• [Your instructions]:
In the material below, count the lines with the word "keys" and state that number only.

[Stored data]
┌────────
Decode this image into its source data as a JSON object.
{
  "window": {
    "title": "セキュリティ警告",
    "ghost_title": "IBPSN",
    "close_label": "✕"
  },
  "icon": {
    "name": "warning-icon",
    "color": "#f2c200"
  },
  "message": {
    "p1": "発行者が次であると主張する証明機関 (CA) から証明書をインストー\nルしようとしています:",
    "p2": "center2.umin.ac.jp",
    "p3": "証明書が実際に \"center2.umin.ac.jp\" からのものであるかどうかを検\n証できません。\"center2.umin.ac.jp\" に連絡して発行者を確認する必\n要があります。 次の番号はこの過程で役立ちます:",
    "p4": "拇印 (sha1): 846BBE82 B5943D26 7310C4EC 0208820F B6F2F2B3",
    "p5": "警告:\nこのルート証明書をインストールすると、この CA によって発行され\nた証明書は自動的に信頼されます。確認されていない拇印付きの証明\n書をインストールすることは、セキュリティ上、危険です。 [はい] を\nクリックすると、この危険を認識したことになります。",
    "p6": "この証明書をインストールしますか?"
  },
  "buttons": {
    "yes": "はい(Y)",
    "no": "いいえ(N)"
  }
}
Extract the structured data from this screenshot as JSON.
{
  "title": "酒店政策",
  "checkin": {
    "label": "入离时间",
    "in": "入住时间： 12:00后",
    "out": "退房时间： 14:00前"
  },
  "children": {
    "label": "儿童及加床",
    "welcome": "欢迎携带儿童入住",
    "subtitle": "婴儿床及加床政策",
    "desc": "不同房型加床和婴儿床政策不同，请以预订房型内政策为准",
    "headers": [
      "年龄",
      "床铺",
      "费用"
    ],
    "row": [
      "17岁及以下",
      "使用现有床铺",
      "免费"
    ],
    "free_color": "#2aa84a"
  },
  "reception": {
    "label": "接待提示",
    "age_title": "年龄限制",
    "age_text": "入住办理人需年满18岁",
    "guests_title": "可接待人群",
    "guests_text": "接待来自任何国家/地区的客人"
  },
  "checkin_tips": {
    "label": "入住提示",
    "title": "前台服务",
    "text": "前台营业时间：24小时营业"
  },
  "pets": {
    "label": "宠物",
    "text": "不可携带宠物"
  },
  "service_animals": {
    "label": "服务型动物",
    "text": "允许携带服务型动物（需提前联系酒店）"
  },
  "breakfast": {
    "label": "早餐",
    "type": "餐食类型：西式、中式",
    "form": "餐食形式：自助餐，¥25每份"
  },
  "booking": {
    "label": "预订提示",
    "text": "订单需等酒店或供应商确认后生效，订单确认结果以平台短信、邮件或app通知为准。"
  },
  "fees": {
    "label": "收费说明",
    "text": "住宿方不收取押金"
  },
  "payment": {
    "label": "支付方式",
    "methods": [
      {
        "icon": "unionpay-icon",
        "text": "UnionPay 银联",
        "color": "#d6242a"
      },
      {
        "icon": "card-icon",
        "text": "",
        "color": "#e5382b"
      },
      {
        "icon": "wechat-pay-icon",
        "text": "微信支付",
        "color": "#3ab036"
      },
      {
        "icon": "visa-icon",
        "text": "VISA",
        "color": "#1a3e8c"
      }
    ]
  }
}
└────────
┌────────
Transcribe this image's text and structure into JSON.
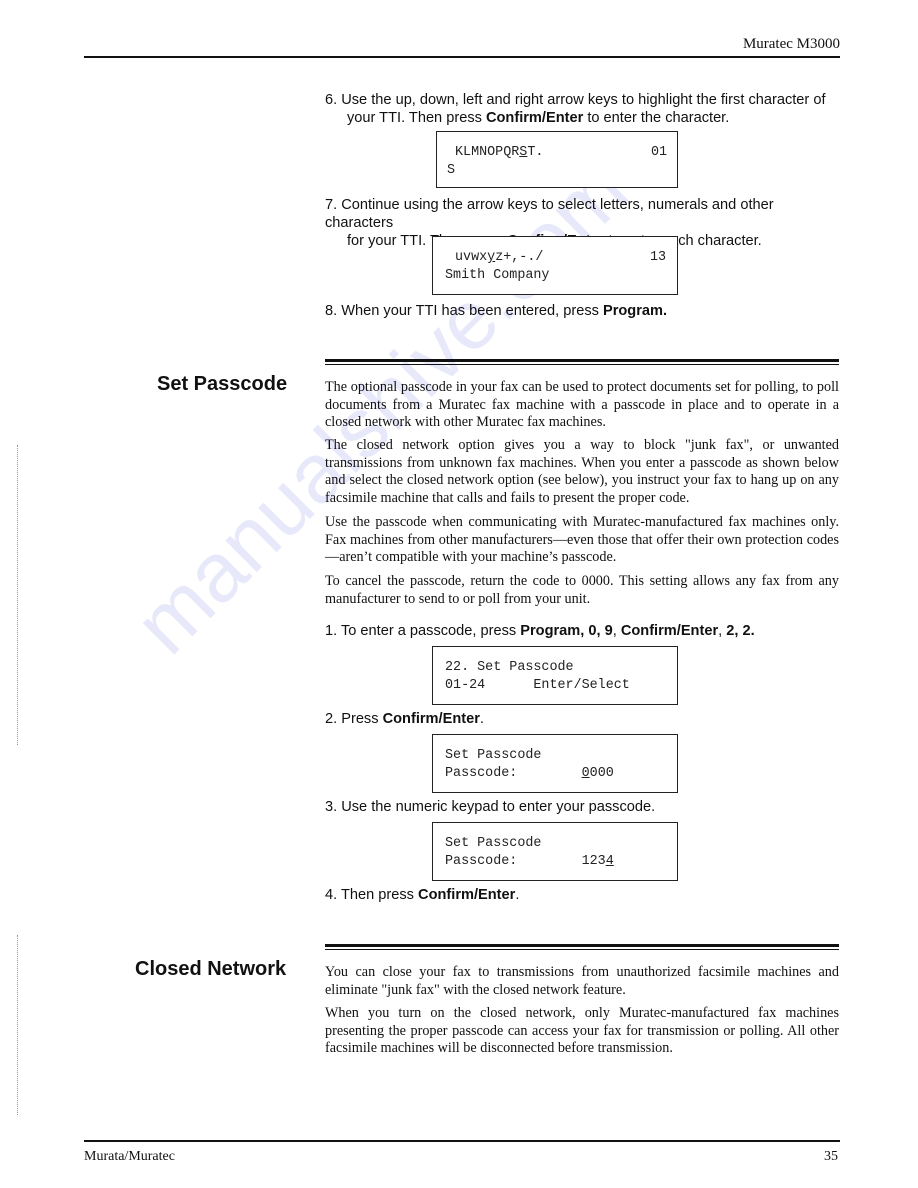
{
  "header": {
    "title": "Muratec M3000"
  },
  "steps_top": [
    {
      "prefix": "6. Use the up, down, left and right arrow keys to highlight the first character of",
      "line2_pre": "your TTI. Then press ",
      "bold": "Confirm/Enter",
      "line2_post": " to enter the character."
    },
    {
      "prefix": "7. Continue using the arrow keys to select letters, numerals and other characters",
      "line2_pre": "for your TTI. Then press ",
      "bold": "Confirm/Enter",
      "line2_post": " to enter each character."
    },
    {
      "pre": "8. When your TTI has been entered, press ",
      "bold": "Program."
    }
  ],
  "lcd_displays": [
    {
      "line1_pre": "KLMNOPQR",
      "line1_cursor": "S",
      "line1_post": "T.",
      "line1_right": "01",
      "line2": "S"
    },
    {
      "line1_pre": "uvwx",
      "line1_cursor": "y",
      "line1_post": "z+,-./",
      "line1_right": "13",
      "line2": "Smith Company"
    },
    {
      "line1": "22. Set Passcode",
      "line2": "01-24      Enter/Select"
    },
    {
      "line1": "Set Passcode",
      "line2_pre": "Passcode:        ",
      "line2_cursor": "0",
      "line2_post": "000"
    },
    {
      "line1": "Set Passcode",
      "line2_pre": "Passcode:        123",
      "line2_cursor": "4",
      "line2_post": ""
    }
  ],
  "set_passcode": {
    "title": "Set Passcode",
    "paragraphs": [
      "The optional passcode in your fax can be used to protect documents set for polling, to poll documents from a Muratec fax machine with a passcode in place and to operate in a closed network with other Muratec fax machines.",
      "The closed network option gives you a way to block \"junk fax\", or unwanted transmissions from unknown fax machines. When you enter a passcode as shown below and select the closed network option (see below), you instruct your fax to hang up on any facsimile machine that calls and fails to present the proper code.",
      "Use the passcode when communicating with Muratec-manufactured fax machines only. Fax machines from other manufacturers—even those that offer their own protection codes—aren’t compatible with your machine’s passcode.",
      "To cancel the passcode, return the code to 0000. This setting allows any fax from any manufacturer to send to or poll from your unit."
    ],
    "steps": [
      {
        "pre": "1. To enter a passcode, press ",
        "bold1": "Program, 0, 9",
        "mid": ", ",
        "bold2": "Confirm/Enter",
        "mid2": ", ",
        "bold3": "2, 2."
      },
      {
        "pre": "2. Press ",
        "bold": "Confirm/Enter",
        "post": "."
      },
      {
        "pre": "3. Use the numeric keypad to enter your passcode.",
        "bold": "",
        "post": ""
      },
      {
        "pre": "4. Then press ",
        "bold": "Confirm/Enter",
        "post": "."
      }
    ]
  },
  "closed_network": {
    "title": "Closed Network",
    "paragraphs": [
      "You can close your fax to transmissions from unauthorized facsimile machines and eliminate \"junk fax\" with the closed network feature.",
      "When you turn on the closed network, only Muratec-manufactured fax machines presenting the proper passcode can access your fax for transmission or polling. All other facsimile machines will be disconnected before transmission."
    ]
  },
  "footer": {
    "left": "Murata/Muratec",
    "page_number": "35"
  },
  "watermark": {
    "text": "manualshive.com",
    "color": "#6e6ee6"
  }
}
└────────
┌────────
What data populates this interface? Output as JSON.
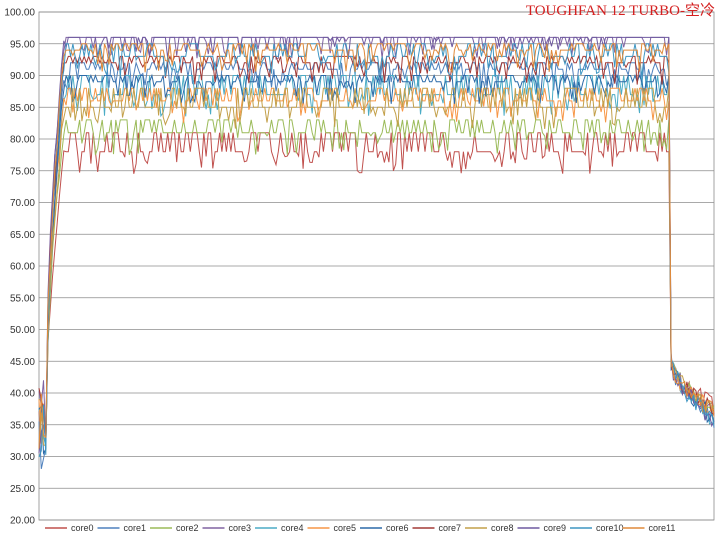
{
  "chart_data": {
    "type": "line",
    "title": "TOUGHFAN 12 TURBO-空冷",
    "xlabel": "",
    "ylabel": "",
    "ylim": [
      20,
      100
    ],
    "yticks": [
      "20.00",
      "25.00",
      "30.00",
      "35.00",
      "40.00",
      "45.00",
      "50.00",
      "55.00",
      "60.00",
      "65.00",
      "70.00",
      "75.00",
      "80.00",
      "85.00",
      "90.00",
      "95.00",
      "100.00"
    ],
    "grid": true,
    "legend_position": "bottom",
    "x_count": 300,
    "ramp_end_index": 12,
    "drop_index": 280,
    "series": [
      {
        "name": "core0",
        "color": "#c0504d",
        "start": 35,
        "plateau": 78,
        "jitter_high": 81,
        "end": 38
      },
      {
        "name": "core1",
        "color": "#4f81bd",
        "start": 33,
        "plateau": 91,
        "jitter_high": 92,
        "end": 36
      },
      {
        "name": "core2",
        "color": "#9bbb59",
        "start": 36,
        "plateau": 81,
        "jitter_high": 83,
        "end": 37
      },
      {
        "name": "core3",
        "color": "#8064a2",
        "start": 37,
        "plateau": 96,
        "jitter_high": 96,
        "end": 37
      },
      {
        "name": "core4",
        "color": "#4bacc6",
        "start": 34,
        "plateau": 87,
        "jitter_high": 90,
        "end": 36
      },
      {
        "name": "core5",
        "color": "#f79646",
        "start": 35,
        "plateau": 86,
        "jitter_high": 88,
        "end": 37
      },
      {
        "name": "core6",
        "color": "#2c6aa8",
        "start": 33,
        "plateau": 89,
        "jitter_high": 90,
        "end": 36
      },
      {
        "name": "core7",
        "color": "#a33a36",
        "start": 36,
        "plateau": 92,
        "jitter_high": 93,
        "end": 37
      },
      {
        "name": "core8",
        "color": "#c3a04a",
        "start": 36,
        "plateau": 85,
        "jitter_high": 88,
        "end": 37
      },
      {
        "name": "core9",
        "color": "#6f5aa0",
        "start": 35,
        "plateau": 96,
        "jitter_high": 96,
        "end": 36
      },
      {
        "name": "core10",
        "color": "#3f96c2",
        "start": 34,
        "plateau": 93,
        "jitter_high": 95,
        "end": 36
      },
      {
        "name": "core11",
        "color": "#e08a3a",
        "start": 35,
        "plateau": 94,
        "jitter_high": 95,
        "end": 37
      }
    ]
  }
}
└────────
• [Problem solution]:
2